**原文**
= = =
連結串列-單向連結串列&&UVa 11988 Broken Keyboard(a.k.a.Beijiu Text)(破損的鍵盤(悲劇文字))
C++最新的2011標準C++11中增加了forward_list，forward_list的設計目標是達到與最好的手寫的單向連結串列資料結構相當的效能。不支援隨機訪問，沒有size操作。不過這個容器在工程上很好，在追求更高的時間空間效率上應該還是手寫的好一點，時間開銷更小。 新標準庫的容器比舊版本快得多，新標準庫容器的效能幾乎肯定與最精心優化過的同類資料結構一樣好(通常會更好)。現代C++程式(當然，同上在追求更高的時間空間效率上應該還是手寫的好一點，時間開銷更小)應該使用標準庫容器。  原因在第470頁解釋。                                                                                                                                                               From：C++Primer 5th P(292-293) You’re typing a long text with a broken keyboard. Well it’s not so badly broken. The only problemwith the keyboard is that sometimes the “home” key or the “end” key gets automatically pressed(internally). You’re not aware of this issue, since you’re focusing on the text and did not even turn on themonitor! After you finished typing, you can see a text on the screen (if you turn on the monitor). In Chinese, we can call it Beiju. Your task is to find the Beiju text.
= = =
**任務要求 1**
根據單向連結串列與 UVa 11988 的原文，回答下列問題：
(a) forward_list 是在哪個 C++ 標準中加入的？
(b) forward_list 不支援哪兩項功能？
(c) 題目中的鍵盤有時會自動按下哪兩個鍵？
**任務要求 2**
請接著單向連結串列與 UVa 11988 的原文，從最後一句之後往下寫。
這些資料與原文內容沒有關係。

**資料列**
= = =
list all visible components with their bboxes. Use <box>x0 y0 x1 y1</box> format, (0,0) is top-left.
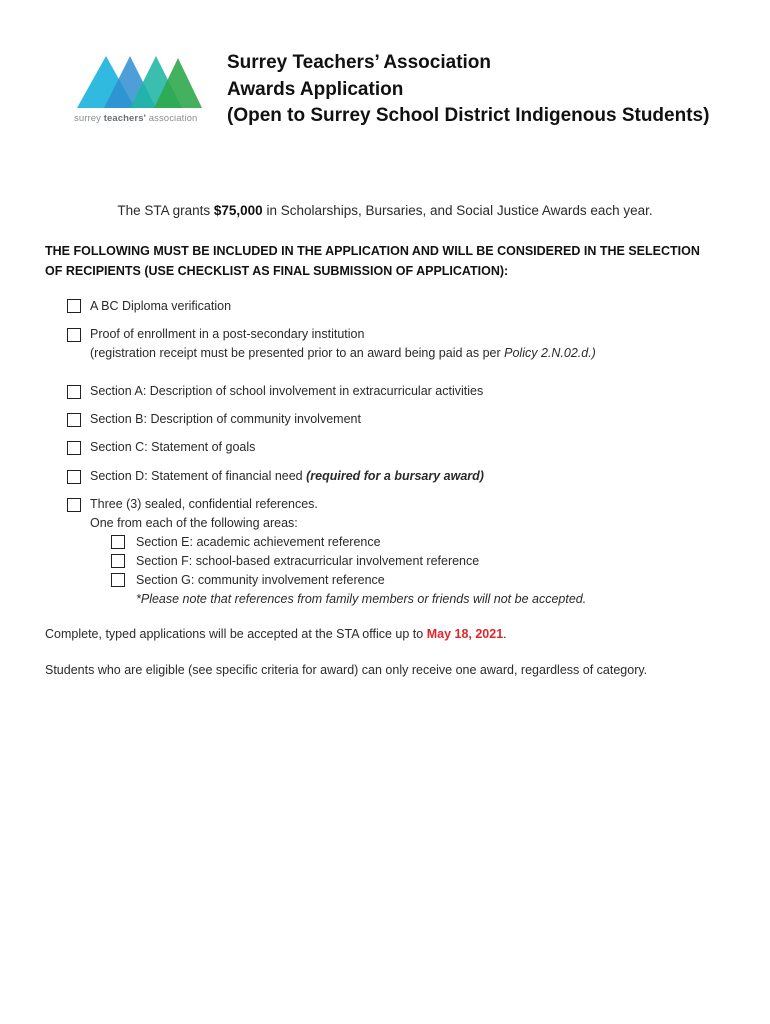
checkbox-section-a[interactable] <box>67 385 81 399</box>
= = =
**作答內容 1**
(a) C++11（2011 年的標準）。
(b) 隨機訪問和 size 操作。
(c) "home" 鍵或 "end" 鍵。

**作答內容 2**
Input

There are several test cases. Each test case is a single line containing at least one and at most 100,000letters, underscores and two special characters ‘[’ and ‘]’. ‘[’ means the “Home” key is pressedinternally, and ‘]’ means the “End” key is pressed internally.The input is terminated by end-of-file(EOF).

Output

For each case, print the Beiju text on the screen. Sample Input This_is_a_[Beiju]_text [[]][][]Happy_Birthday_to_Tsinghua_University Sample Output BeijuThis_is_a__text Happy_Birthday_to_Tsinghua_University

Solution

解決方法來自書上，這裡根據自己的理解加了註釋。

#include <iostream>
#include <cstdio>
#include <cstring>
using namespace std;
const int maxn=100000+5;   //每組資料佔一行，不超過 100000 個字母、下劃線、“[”、"]"
int last,cur,nextt[maxn];   //游標位於cur號字元的後面          reference to next is ambiguous.
char s[maxn];


int main()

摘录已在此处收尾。